**EXERCISE INPUT**
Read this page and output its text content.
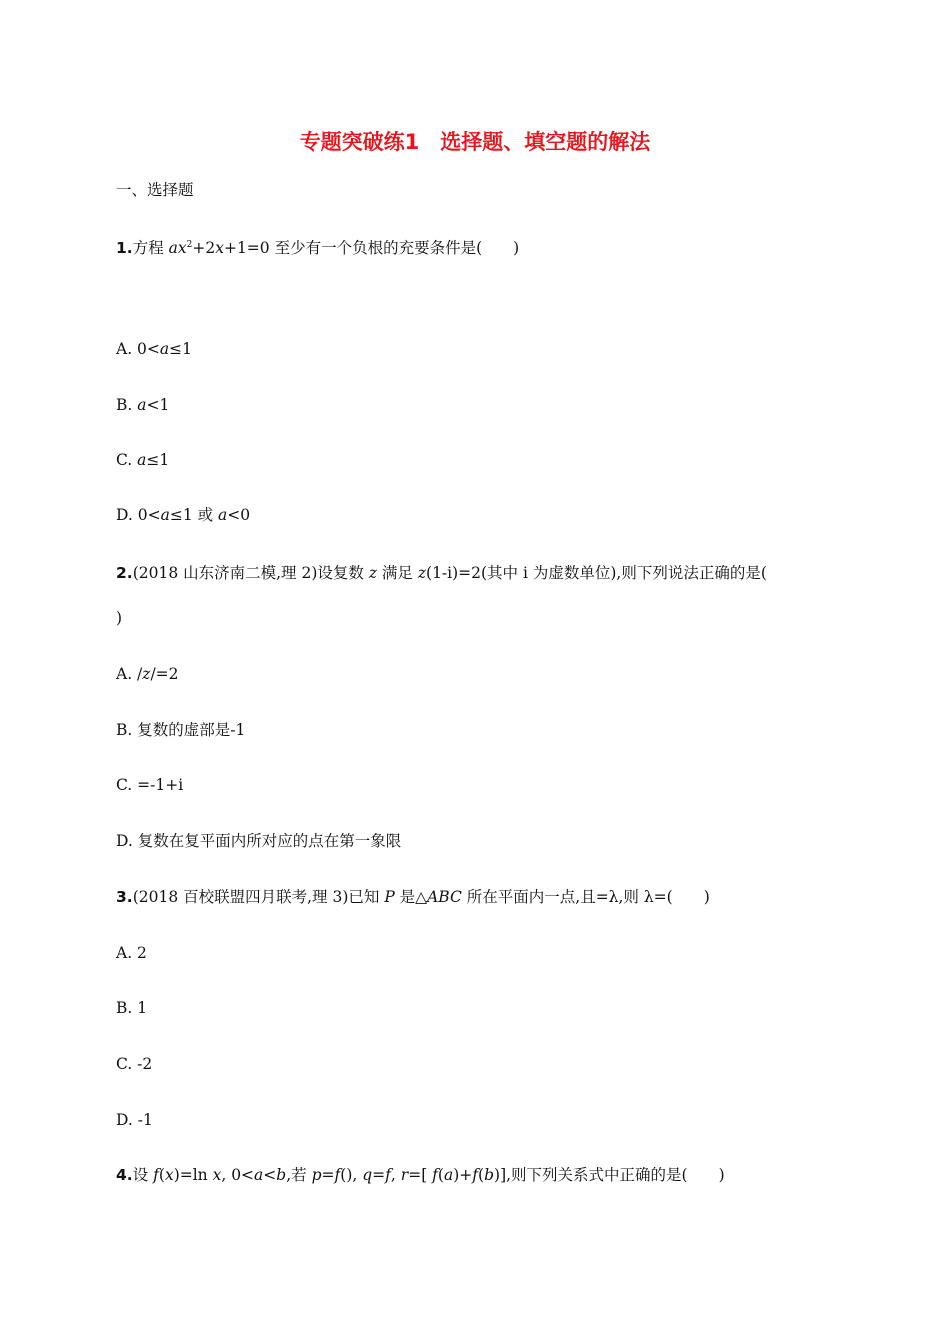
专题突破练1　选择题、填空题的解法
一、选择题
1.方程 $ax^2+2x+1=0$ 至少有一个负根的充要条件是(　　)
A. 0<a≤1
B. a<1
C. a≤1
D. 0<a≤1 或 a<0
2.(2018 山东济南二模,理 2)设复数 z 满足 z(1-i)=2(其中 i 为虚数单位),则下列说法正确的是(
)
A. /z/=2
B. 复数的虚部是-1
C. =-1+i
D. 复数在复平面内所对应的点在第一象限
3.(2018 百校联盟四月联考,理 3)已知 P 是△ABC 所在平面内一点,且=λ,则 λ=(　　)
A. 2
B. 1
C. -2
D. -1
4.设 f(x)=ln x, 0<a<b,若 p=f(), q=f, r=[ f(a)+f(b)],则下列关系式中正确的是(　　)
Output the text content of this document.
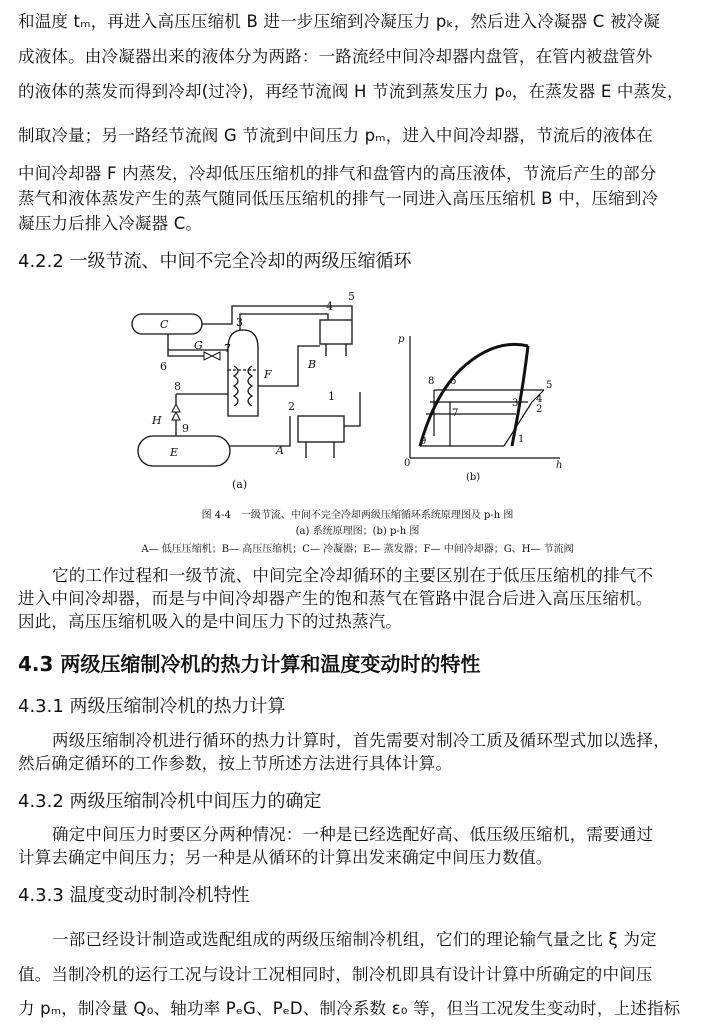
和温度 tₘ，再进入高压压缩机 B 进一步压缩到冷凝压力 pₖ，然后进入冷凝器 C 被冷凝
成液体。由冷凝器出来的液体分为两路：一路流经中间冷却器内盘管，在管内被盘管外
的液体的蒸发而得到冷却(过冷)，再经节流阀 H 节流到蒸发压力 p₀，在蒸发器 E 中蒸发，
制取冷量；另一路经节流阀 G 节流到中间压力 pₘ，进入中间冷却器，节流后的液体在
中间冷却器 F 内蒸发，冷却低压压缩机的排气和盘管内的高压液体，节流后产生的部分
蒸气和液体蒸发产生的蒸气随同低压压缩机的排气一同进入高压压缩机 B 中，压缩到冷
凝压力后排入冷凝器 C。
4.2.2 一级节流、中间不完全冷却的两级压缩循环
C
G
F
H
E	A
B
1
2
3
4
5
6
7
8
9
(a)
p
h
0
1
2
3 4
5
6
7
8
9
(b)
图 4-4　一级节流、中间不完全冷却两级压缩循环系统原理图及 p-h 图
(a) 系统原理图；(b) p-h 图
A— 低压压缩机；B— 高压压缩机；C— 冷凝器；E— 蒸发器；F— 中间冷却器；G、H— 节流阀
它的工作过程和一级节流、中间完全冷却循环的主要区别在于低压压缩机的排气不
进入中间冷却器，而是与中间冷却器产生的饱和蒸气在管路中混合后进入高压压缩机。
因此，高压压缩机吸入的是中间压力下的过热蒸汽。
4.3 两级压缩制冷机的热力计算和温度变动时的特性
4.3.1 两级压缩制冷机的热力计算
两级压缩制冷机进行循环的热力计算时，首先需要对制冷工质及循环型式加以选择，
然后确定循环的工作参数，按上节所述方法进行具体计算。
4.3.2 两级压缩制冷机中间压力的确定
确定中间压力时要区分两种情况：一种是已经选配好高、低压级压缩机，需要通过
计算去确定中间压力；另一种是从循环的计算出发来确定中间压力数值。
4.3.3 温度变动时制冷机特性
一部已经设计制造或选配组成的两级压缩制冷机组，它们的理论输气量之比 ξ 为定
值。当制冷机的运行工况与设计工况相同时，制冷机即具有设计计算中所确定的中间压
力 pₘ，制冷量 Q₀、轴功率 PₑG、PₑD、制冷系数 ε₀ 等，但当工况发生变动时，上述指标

==

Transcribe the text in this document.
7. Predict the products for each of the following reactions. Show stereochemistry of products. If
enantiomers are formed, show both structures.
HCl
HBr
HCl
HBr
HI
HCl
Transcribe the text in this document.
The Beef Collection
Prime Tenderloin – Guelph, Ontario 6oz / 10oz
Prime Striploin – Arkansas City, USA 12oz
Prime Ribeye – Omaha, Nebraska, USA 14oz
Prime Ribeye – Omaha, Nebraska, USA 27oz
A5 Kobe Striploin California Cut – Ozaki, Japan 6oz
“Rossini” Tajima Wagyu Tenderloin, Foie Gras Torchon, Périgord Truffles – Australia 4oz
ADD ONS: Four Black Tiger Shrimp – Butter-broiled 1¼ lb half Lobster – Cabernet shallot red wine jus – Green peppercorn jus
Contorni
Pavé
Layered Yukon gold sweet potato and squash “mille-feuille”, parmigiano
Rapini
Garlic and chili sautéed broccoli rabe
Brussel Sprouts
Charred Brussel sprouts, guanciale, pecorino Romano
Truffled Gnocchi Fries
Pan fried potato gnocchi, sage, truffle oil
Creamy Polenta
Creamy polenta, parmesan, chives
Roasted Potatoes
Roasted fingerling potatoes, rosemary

...

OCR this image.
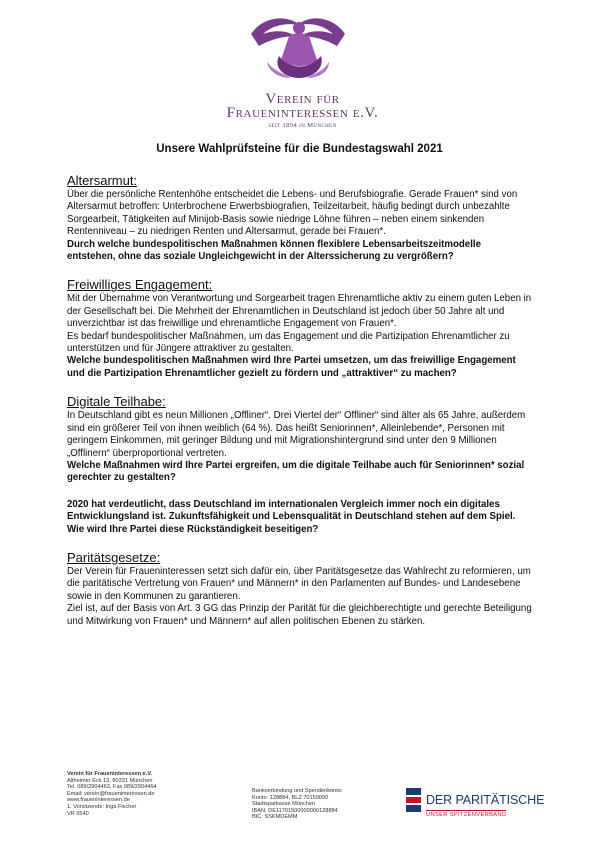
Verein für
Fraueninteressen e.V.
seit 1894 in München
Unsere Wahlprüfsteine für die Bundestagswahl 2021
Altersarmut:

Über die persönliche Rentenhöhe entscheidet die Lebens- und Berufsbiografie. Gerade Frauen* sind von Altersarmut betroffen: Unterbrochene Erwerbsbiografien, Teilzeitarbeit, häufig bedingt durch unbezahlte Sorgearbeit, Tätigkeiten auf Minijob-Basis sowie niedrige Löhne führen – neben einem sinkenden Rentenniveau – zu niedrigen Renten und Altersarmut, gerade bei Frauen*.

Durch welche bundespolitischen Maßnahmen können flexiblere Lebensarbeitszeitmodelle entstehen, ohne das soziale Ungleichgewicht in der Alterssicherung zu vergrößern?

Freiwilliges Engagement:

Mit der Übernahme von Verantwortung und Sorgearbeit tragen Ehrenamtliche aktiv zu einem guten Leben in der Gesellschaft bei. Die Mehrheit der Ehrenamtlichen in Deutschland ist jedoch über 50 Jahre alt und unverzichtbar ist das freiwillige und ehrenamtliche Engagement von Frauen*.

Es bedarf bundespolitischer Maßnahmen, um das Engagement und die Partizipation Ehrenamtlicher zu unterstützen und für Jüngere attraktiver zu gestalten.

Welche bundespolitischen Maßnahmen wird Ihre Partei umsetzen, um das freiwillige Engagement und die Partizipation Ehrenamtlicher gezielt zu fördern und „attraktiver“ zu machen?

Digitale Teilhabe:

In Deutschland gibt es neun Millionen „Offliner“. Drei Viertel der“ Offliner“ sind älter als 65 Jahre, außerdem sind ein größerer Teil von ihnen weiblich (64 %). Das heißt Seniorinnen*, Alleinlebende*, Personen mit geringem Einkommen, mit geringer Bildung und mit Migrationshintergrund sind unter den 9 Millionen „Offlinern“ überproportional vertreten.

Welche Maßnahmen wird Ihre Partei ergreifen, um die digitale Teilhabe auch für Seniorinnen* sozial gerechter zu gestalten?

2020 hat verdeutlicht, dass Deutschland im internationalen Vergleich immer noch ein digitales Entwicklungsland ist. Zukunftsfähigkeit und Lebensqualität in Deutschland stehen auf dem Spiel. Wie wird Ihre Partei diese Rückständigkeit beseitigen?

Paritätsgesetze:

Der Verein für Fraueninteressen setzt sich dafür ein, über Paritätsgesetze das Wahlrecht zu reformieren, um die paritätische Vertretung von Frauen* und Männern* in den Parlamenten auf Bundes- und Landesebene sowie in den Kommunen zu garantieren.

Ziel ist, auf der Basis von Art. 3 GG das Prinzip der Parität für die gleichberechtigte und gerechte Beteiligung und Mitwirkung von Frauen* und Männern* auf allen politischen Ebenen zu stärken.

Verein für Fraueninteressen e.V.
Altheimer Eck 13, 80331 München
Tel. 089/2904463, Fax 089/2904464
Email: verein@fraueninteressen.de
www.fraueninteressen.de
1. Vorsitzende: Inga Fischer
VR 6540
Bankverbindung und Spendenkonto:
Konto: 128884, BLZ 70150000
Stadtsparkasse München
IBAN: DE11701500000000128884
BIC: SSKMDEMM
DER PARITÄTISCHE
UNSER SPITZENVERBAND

**THE REQUEST**
Say, as a single number and nothing more, how many lines of the entries contain the word "Männern".

**RESULT BELOW**
2